# START OF Stored data

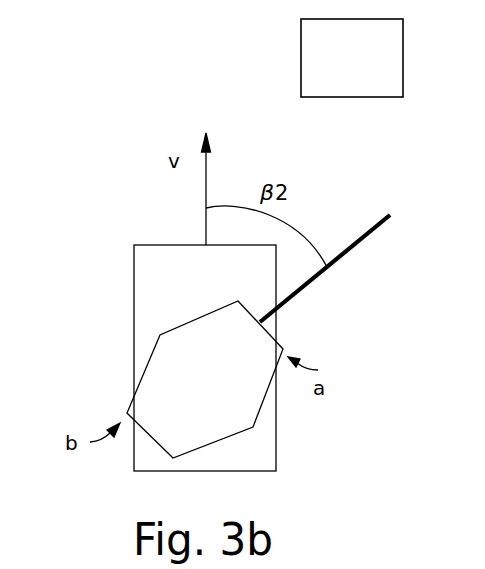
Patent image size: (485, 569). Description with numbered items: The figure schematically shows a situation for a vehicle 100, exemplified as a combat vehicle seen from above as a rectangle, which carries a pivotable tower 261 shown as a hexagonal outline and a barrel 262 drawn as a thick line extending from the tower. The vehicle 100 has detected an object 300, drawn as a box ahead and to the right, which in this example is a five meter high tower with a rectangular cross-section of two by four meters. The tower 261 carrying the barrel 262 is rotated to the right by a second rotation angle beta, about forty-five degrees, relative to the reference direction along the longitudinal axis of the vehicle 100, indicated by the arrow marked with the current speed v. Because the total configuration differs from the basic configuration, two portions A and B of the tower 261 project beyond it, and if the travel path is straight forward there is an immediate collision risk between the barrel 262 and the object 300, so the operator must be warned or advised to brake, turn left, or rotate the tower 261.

The vehicle 100 is at (148, 245).
The pivotable tower 261 is at (160, 335).
The barrel 262 is at (312, 286).
The object 300 is at (331, 70).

# END OF Stored data

● Task to carry out
Write out the lines in the records word for word, leaving out the pictures.

● Exercise response
Patent image size: (485, 569). Description with numbered items: The figure schematically shows a situation for a vehicle 100, exemplified as a combat vehicle seen from above as a rectangle, which carries a pivotable tower 261 shown as a hexagonal outline and a barrel 262 drawn as a thick line extending from the tower. The vehicle 100 has detected an object 300, drawn as a box ahead and to the right, which in this example is a five meter high tower with a rectangular cross-section of two by four meters. The tower 261 carrying the barrel 262 is rotated to the right by a second rotation angle beta, about forty-five degrees, relative to the reference direction along the longitudinal axis of the vehicle 100, indicated by the arrow marked with the current speed v. Because the total configuration differs from the basic configuration, two portions A and B of the tower 261 project beyond it, and if the travel path is straight forward there is an immediate collision risk between the barrel 262 and the object 300, so the operator must be warned or advised to brake, turn left, or rotate the tower 261.

The vehicle 100 is at (148, 245).
The pivotable tower 261 is at (160, 335).
The barrel 262 is at (312, 286).
The object 300 is at (331, 70).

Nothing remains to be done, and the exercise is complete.